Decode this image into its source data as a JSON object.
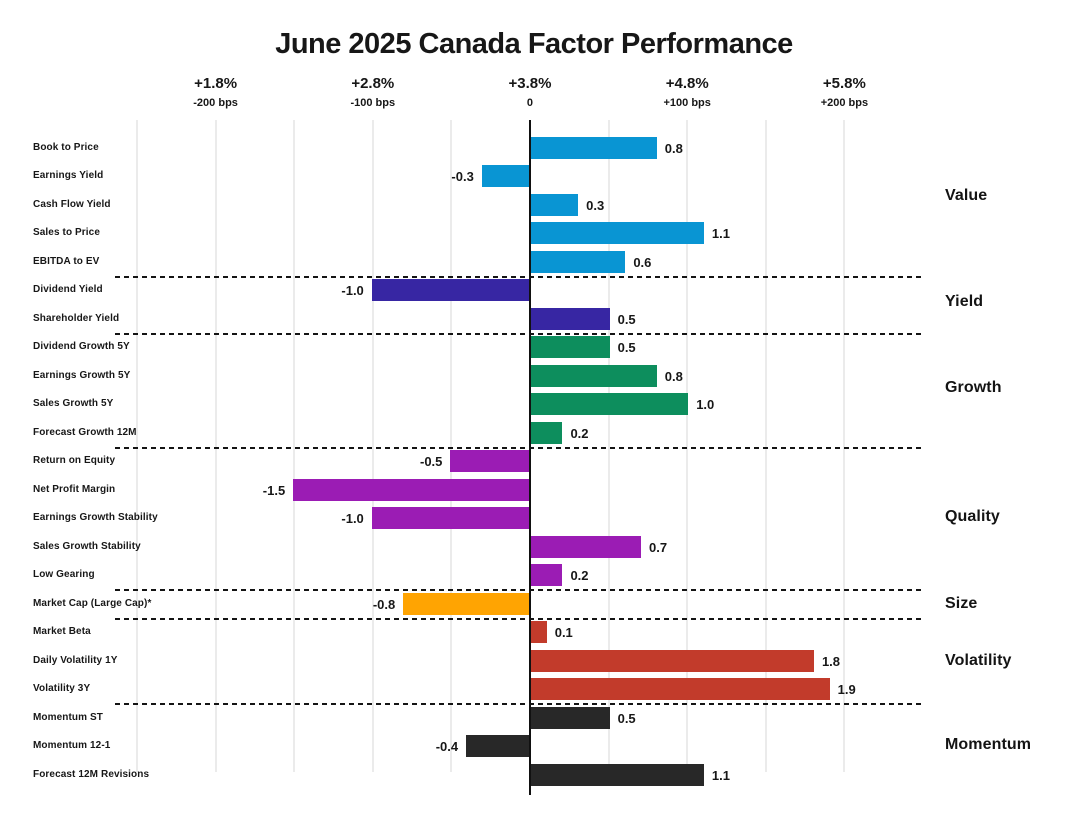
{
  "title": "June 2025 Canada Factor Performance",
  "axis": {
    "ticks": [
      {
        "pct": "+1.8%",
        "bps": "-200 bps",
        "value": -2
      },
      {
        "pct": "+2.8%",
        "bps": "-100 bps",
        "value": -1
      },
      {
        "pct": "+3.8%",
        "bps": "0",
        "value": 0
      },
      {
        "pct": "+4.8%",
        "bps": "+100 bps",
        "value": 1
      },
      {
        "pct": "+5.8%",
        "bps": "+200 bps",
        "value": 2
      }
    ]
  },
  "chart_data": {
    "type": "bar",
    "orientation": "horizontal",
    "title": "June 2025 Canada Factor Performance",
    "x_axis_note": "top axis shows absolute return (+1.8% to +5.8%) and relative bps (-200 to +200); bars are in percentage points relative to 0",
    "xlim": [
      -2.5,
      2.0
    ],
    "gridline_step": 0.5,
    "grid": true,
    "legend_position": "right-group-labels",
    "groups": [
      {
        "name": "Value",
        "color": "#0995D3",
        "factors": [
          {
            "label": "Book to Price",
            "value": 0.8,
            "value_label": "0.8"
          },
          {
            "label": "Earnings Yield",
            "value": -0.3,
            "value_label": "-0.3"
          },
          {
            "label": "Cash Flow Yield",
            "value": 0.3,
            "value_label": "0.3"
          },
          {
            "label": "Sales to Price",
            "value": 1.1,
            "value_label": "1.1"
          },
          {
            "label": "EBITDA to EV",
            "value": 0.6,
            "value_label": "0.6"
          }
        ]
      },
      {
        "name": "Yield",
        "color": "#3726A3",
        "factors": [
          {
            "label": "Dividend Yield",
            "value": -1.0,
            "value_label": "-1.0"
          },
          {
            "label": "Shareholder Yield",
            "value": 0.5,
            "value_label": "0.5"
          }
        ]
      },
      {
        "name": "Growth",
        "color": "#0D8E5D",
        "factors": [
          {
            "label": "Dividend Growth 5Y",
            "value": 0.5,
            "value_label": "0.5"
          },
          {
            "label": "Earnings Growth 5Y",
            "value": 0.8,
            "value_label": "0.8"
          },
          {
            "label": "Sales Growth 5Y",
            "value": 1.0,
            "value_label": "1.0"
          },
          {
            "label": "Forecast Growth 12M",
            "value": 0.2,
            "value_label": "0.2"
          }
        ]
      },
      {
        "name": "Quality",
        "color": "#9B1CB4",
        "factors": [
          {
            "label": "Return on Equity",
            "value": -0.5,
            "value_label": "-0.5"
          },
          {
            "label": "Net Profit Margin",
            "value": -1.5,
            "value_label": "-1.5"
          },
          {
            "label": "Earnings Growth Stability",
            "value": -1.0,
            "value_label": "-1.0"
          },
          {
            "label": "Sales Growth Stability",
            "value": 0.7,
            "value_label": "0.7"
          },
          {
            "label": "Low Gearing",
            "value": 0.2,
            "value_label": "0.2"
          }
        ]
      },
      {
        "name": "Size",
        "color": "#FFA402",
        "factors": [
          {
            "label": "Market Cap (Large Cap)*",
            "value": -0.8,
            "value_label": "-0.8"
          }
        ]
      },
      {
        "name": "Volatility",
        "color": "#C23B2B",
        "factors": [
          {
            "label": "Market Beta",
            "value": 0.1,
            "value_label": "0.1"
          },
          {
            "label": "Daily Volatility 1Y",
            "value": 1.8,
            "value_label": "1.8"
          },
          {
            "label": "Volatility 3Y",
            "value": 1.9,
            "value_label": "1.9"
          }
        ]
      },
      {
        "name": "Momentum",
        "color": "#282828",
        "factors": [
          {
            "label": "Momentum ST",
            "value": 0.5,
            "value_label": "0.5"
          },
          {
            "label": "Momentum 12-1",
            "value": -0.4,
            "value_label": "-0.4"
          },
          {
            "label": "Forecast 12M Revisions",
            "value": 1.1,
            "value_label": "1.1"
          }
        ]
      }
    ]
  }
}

········

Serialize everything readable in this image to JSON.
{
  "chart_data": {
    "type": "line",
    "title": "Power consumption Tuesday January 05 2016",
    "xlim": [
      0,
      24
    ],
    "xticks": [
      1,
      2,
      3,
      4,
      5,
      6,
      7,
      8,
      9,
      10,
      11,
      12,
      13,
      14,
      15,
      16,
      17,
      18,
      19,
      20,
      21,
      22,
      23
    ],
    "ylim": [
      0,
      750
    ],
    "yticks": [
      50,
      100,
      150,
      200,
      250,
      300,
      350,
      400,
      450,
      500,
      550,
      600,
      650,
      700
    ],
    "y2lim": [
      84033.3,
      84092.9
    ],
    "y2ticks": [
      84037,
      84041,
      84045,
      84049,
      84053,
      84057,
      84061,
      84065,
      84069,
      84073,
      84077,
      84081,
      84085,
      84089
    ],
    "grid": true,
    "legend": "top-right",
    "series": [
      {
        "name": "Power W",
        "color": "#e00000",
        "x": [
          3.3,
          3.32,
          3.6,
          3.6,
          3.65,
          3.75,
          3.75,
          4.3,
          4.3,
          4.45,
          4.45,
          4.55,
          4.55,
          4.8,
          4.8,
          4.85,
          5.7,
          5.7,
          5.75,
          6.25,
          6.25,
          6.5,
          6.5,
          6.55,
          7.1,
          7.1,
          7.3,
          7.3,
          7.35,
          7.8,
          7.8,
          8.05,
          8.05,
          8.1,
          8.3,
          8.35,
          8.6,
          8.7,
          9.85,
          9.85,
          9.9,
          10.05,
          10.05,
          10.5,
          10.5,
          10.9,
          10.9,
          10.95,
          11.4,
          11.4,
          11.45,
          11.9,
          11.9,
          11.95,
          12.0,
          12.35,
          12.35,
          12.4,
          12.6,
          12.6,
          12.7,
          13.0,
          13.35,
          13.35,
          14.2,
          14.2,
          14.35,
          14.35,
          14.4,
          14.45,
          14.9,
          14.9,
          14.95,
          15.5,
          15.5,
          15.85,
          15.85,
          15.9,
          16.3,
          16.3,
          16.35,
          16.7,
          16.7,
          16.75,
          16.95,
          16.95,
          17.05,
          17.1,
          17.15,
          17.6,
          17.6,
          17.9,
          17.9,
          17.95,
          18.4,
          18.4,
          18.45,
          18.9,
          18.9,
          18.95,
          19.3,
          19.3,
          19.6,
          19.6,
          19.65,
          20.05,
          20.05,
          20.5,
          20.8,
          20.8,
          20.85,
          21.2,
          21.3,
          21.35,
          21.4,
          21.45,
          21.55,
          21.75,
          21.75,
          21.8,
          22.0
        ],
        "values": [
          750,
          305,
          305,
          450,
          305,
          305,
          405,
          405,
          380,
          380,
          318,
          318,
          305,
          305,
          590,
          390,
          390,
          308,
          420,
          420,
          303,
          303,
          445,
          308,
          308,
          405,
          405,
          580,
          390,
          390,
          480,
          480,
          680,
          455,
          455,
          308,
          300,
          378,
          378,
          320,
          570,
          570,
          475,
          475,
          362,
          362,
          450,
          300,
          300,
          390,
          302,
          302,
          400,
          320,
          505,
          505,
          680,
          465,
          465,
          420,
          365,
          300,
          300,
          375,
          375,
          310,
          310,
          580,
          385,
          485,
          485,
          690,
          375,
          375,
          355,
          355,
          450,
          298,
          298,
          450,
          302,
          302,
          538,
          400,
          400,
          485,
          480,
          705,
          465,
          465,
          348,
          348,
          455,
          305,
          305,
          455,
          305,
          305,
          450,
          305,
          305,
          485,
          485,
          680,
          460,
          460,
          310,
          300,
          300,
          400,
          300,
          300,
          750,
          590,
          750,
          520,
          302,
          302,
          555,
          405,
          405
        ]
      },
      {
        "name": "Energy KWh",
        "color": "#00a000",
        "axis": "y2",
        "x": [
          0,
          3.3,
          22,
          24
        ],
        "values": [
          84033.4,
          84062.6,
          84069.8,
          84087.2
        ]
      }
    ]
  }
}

········

**AIM**: Select and copy each line from the data that includes the word "image".

**ANSWER BELOW**:
Decode this image into its source data as a JSON object.
Serialize everything readable in this image to JSON.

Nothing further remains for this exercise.